→ **To do**
Retype the material below line for line, without any changes, and leave out the pictures.

— START The records —

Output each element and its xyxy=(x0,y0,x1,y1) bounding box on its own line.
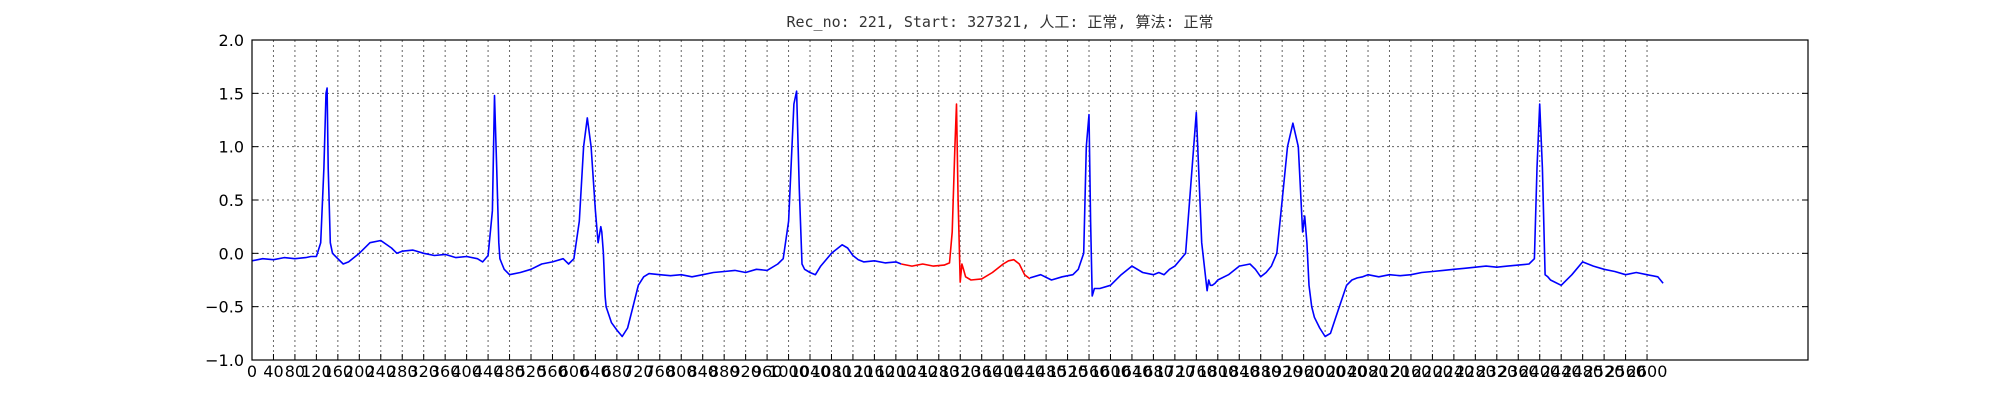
y-tick-label: 1.5 xyxy=(219,84,244,103)
x-tick-label: 1160 xyxy=(854,362,895,381)
x-tick-label: 0 xyxy=(247,362,257,381)
x-tick-label: 1760 xyxy=(1176,362,1217,381)
x-tick-label: 1840 xyxy=(1219,362,1260,381)
x-tick-label: 1480 xyxy=(1026,362,1067,381)
y-tick-label: 0.5 xyxy=(219,191,244,210)
x-axis-ticks: 0 40 8012016020024028032036040044048052056… xyxy=(247,354,1667,381)
x-tick-label: 1080 xyxy=(811,362,852,381)
x-tick-label: 800 xyxy=(666,362,697,381)
x-tick-label: 2360 xyxy=(1498,362,1539,381)
x-tick-label: 320 xyxy=(408,362,439,381)
x-tick-label: 760 xyxy=(645,362,676,381)
x-tick-label: 400 xyxy=(451,362,482,381)
x-tick-label: 1120 xyxy=(833,362,874,381)
x-tick-label: 920 xyxy=(730,362,761,381)
x-tick-label: 840 xyxy=(687,362,718,381)
x-tick-label: 1360 xyxy=(961,362,1002,381)
y-tick-label: 2.0 xyxy=(219,31,244,50)
x-tick-label: 680 xyxy=(602,362,633,381)
x-tick-label: 1960 xyxy=(1283,362,1324,381)
x-tick-label: 2200 xyxy=(1412,362,1453,381)
y-tick-label: 1.0 xyxy=(219,138,244,157)
plot-series xyxy=(251,87,1664,338)
x-tick-label: 2000 xyxy=(1305,362,1346,381)
x-tick-label: 2080 xyxy=(1348,362,1389,381)
x-tick-label: 2280 xyxy=(1455,362,1496,381)
x-tick-label: 120 xyxy=(301,362,332,381)
x-tick-label: 1240 xyxy=(897,362,938,381)
y-tick-label: 0.0 xyxy=(219,244,244,263)
x-tick-label: 640 xyxy=(580,362,611,381)
x-tick-label: 1600 xyxy=(1090,362,1131,381)
x-tick-label: 2480 xyxy=(1562,362,1603,381)
x-tick-label: 1920 xyxy=(1262,362,1303,381)
x-tick-label: 1520 xyxy=(1047,362,1088,381)
x-tick-label: 200 xyxy=(344,362,375,381)
y-axis-ticks: 2.0 1.5 1.0 0.5 0.0 −0.5 −1.0 xyxy=(205,31,1808,370)
x-tick-label: 80 xyxy=(285,362,305,381)
x-tick-label: 2160 xyxy=(1391,362,1432,381)
x-tick-label: 1280 xyxy=(918,362,959,381)
x-tick-label: 1720 xyxy=(1155,362,1196,381)
x-tick-label: 2240 xyxy=(1434,362,1475,381)
x-tick-label: 2040 xyxy=(1326,362,1367,381)
x-tick-label: 440 xyxy=(473,362,504,381)
x-tick-label: 160 xyxy=(323,362,354,381)
grid-lines xyxy=(252,40,1808,360)
y-tick-label: −0.5 xyxy=(205,298,244,317)
x-tick-label: 1200 xyxy=(876,362,917,381)
x-tick-label: 720 xyxy=(623,362,654,381)
x-tick-label: 1880 xyxy=(1240,362,1281,381)
x-tick-label: 40 xyxy=(263,362,283,381)
x-tick-label: 480 xyxy=(494,362,525,381)
chart-title: Rec_no: 221, Start: 327321, 人工: 正常, 算法: … xyxy=(786,13,1213,31)
x-tick-label: 1680 xyxy=(1133,362,1174,381)
x-tick-label: 360 xyxy=(430,362,461,381)
y-tick-label: −1.0 xyxy=(205,351,244,370)
x-tick-label: 1400 xyxy=(983,362,1024,381)
ecg-series-line-2 xyxy=(901,103,1031,283)
ecg-series-line-1 xyxy=(251,87,902,338)
x-tick-label: 960 xyxy=(752,362,783,381)
x-tick-label: 560 xyxy=(537,362,568,381)
x-tick-label: 1800 xyxy=(1197,362,1238,381)
x-tick-label: 880 xyxy=(709,362,740,381)
x-tick-label: 520 xyxy=(516,362,547,381)
x-tick-label: 2320 xyxy=(1476,362,1517,381)
x-tick-label: 280 xyxy=(387,362,418,381)
x-tick-label: 1320 xyxy=(940,362,981,381)
x-tick-label: 1040 xyxy=(790,362,831,381)
x-tick-label: 2560 xyxy=(1605,362,1646,381)
x-tick-label: 2520 xyxy=(1584,362,1625,381)
x-tick-label: 1560 xyxy=(1069,362,1110,381)
x-tick-label: 240 xyxy=(365,362,396,381)
x-tick-label: 2120 xyxy=(1369,362,1410,381)
x-tick-label: 2440 xyxy=(1541,362,1582,381)
plot-frame xyxy=(251,39,1809,361)
x-tick-label: 2400 xyxy=(1519,362,1560,381)
ecg-series-line-3 xyxy=(1029,103,1664,338)
x-tick-label: 600 xyxy=(559,362,590,381)
x-tick-label: 1440 xyxy=(1004,362,1045,381)
x-tick-label: 1640 xyxy=(1112,362,1153,381)
x-tick-label: 1000 xyxy=(768,362,809,381)
x-tick-label: 2600 xyxy=(1627,362,1668,381)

— END The records —

→ **Final result**
Output each element and its xyxy=(x0,y0,x1,y1) bounding box on its own line.
y-tick-label: 1.5 xyxy=(219,84,244,103)
x-tick-label: 1160 xyxy=(854,362,895,381)
x-tick-label: 0 xyxy=(247,362,257,381)
x-tick-label: 1760 xyxy=(1176,362,1217,381)
x-tick-label: 1840 xyxy=(1219,362,1260,381)
x-tick-label: 1480 xyxy=(1026,362,1067,381)
y-tick-label: 0.5 xyxy=(219,191,244,210)
x-axis-ticks: 0 40 8012016020024028032036040044048052056… xyxy=(247,354,1667,381)
x-tick-label: 1080 xyxy=(811,362,852,381)
x-tick-label: 800 xyxy=(666,362,697,381)
x-tick-label: 2360 xyxy=(1498,362,1539,381)
x-tick-label: 320 xyxy=(408,362,439,381)
x-tick-label: 760 xyxy=(645,362,676,381)
x-tick-label: 400 xyxy=(451,362,482,381)
x-tick-label: 1120 xyxy=(833,362,874,381)
x-tick-label: 920 xyxy=(730,362,761,381)
x-tick-label: 840 xyxy=(687,362,718,381)
x-tick-label: 1360 xyxy=(961,362,1002,381)
y-tick-label: 2.0 xyxy=(219,31,244,50)
x-tick-label: 680 xyxy=(602,362,633,381)
x-tick-label: 1960 xyxy=(1283,362,1324,381)
x-tick-label: 2200 xyxy=(1412,362,1453,381)
y-tick-label: 1.0 xyxy=(219,138,244,157)
plot-series xyxy=(251,87,1664,338)
x-tick-label: 2000 xyxy=(1305,362,1346,381)
x-tick-label: 2080 xyxy=(1348,362,1389,381)
x-tick-label: 2280 xyxy=(1455,362,1496,381)
x-tick-label: 120 xyxy=(301,362,332,381)
x-tick-label: 1240 xyxy=(897,362,938,381)
y-tick-label: 0.0 xyxy=(219,244,244,263)
x-tick-label: 640 xyxy=(580,362,611,381)
x-tick-label: 1600 xyxy=(1090,362,1131,381)
x-tick-label: 2480 xyxy=(1562,362,1603,381)
x-tick-label: 1920 xyxy=(1262,362,1303,381)
x-tick-label: 1520 xyxy=(1047,362,1088,381)
x-tick-label: 200 xyxy=(344,362,375,381)
y-axis-ticks: 2.0 1.5 1.0 0.5 0.0 −0.5 −1.0 xyxy=(205,31,1808,370)
x-tick-label: 80 xyxy=(285,362,305,381)
x-tick-label: 2160 xyxy=(1391,362,1432,381)
x-tick-label: 1280 xyxy=(918,362,959,381)
x-tick-label: 1720 xyxy=(1155,362,1196,381)
x-tick-label: 2240 xyxy=(1434,362,1475,381)
x-tick-label: 2040 xyxy=(1326,362,1367,381)
x-tick-label: 440 xyxy=(473,362,504,381)
x-tick-label: 160 xyxy=(323,362,354,381)
grid-lines xyxy=(252,40,1808,360)
y-tick-label: −0.5 xyxy=(205,298,244,317)
x-tick-label: 1200 xyxy=(876,362,917,381)
x-tick-label: 720 xyxy=(623,362,654,381)
x-tick-label: 1880 xyxy=(1240,362,1281,381)
x-tick-label: 40 xyxy=(263,362,283,381)
x-tick-label: 480 xyxy=(494,362,525,381)
chart-title: Rec_no: 221, Start: 327321, 人工: 正常, 算法: … xyxy=(786,13,1213,31)
x-tick-label: 1680 xyxy=(1133,362,1174,381)
x-tick-label: 360 xyxy=(430,362,461,381)
y-tick-label: −1.0 xyxy=(205,351,244,370)
x-tick-label: 1400 xyxy=(983,362,1024,381)
ecg-series-line-2 xyxy=(901,103,1031,283)
ecg-series-line-1 xyxy=(251,87,902,338)
x-tick-label: 960 xyxy=(752,362,783,381)
x-tick-label: 560 xyxy=(537,362,568,381)
x-tick-label: 1800 xyxy=(1197,362,1238,381)
x-tick-label: 880 xyxy=(709,362,740,381)
x-tick-label: 520 xyxy=(516,362,547,381)
x-tick-label: 2320 xyxy=(1476,362,1517,381)
x-tick-label: 280 xyxy=(387,362,418,381)
x-tick-label: 1320 xyxy=(940,362,981,381)
x-tick-label: 1040 xyxy=(790,362,831,381)
x-tick-label: 2560 xyxy=(1605,362,1646,381)
x-tick-label: 2520 xyxy=(1584,362,1625,381)
x-tick-label: 1560 xyxy=(1069,362,1110,381)
x-tick-label: 240 xyxy=(365,362,396,381)
x-tick-label: 2120 xyxy=(1369,362,1410,381)
x-tick-label: 2440 xyxy=(1541,362,1582,381)
plot-frame xyxy=(251,39,1809,361)
x-tick-label: 2400 xyxy=(1519,362,1560,381)
ecg-series-line-3 xyxy=(1029,103,1664,338)
x-tick-label: 600 xyxy=(559,362,590,381)
x-tick-label: 1440 xyxy=(1004,362,1045,381)
x-tick-label: 1640 xyxy=(1112,362,1153,381)
x-tick-label: 1000 xyxy=(768,362,809,381)
x-tick-label: 2600 xyxy=(1627,362,1668,381)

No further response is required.